## Start Listing

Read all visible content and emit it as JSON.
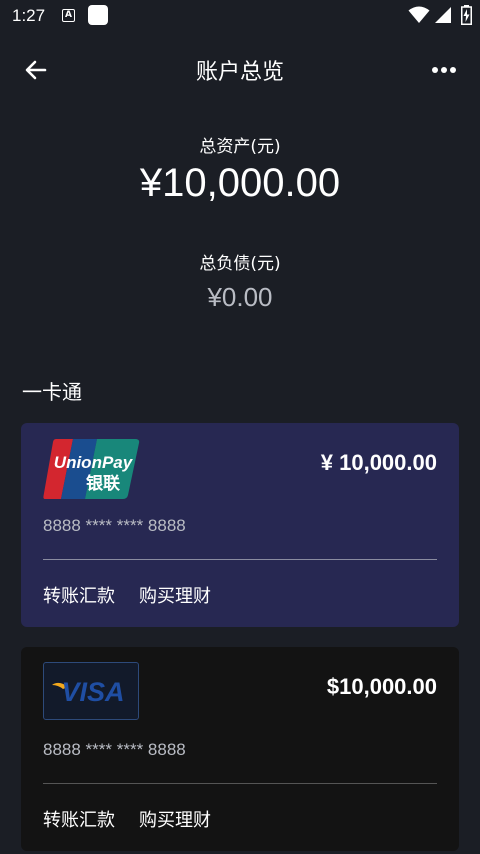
{
  "status_bar": {
    "time": "1:27",
    "a_icon_text": "A"
  },
  "header": {
    "title": "账户总览"
  },
  "summary": {
    "total_assets_label": "总资产(元)",
    "total_assets_value": "¥10,000.00",
    "total_debt_label": "总负债(元)",
    "total_debt_value": "¥0.00"
  },
  "section": {
    "title": "一卡通"
  },
  "cards": [
    {
      "brand": "UnionPay",
      "balance": "¥ 10,000.00",
      "number": "8888 **** **** 8888",
      "actions": [
        "转账汇款",
        "购买理财"
      ],
      "background": "#272852"
    },
    {
      "brand": "VISA",
      "balance": "$10,000.00",
      "number": "8888 **** **** 8888",
      "actions": [
        "转账汇款",
        "购买理财"
      ],
      "background": "#131313"
    }
  ],
  "logos": {
    "unionpay_text": "UnionPay",
    "unionpay_cn": "银联",
    "visa_text": "VISA"
  },
  "colors": {
    "page_background": "#1b1e25",
    "unionpay_red": "#d3262f",
    "unionpay_blue": "#1a4d8f",
    "unionpay_green": "#18877a",
    "visa_blue": "#1a3f8f",
    "visa_gold": "#f2a81d"
  }
}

## End Listing

▸ **What you should do**
Exclude the pictures. Write out the remaining data exactly.

▸ **Complete output**
Read all visible content and emit it as JSON.
{
  "status_bar": {
    "time": "1:27",
    "a_icon_text": "A"
  },
  "header": {
    "title": "账户总览"
  },
  "summary": {
    "total_assets_label": "总资产(元)",
    "total_assets_value": "¥10,000.00",
    "total_debt_label": "总负债(元)",
    "total_debt_value": "¥0.00"
  },
  "section": {
    "title": "一卡通"
  },
  "cards": [
    {
      "brand": "UnionPay",
      "balance": "¥ 10,000.00",
      "number": "8888 **** **** 8888",
      "actions": [
        "转账汇款",
        "购买理财"
      ],
      "background": "#272852"
    },
    {
      "brand": "VISA",
      "balance": "$10,000.00",
      "number": "8888 **** **** 8888",
      "actions": [
        "转账汇款",
        "购买理财"
      ],
      "background": "#131313"
    }
  ],
  "logos": {
    "unionpay_text": "UnionPay",
    "unionpay_cn": "银联",
    "visa_text": "VISA"
  },
  "colors": {
    "page_background": "#1b1e25",
    "unionpay_red": "#d3262f",
    "unionpay_blue": "#1a4d8f",
    "unionpay_green": "#18877a",
    "visa_blue": "#1a3f8f",
    "visa_gold": "#f2a81d"
  }
}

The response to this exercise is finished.